● **TASK OBJECTIVE**
Pick out each line of the records that includes the string "jahodowý", and copy it.

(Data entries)
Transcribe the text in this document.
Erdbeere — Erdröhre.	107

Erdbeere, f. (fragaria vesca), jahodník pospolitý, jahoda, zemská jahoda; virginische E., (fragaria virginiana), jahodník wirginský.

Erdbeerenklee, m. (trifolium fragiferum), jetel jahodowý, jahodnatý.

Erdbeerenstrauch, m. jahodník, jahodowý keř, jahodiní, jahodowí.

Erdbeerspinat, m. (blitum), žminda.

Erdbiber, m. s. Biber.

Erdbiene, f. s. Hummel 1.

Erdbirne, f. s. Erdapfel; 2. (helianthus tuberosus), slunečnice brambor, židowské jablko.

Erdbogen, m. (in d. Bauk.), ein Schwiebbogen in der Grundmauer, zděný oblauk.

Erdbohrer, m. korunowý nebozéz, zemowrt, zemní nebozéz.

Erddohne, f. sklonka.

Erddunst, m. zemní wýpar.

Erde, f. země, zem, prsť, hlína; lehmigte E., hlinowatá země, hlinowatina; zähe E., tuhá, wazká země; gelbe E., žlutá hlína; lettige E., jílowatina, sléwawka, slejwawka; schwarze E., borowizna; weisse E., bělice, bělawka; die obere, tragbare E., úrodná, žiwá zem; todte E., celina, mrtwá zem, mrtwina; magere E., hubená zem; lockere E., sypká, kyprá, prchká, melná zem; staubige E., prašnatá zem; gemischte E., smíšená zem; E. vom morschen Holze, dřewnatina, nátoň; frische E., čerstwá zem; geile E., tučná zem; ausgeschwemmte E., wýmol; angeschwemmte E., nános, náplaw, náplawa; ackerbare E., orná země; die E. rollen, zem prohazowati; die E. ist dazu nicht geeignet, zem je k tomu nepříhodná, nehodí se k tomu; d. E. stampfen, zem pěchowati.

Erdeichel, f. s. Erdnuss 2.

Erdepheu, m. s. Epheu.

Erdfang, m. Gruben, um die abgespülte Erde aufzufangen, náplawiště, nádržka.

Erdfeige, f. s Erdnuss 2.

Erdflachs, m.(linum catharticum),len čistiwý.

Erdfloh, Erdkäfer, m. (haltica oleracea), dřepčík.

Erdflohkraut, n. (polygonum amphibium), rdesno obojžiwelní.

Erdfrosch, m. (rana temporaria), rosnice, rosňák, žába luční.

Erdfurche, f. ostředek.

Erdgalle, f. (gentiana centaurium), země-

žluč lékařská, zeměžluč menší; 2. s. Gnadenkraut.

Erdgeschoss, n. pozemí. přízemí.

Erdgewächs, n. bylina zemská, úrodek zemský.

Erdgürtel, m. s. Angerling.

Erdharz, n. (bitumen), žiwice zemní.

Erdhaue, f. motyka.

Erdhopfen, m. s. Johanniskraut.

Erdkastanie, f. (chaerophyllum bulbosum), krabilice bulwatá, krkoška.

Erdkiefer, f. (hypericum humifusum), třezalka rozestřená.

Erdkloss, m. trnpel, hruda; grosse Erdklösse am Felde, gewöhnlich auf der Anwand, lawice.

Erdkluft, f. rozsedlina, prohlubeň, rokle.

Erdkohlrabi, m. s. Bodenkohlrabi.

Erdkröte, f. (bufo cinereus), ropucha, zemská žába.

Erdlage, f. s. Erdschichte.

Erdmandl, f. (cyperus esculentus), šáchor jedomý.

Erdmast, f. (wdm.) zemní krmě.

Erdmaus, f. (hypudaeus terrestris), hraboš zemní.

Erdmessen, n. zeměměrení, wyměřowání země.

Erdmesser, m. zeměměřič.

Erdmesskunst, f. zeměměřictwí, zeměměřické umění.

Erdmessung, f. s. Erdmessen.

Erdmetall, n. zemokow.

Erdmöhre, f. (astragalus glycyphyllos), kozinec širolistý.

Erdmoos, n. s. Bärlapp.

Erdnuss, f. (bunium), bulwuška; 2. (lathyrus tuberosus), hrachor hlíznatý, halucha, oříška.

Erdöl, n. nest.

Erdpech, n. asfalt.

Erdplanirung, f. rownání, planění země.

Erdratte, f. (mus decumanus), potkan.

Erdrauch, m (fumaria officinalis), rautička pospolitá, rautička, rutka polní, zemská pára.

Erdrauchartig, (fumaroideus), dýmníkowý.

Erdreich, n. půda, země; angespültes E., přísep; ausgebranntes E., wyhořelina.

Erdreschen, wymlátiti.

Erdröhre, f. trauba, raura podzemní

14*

● **OUTPUT OF THE EXERCISE**
Erdbeerenklee, m. (trifolium fragiferum), jetel jahodowý, jahodnatý.
Erdbeerenstrauch, m. jahodník, jahodowý keř, jahodiní, jahodowí.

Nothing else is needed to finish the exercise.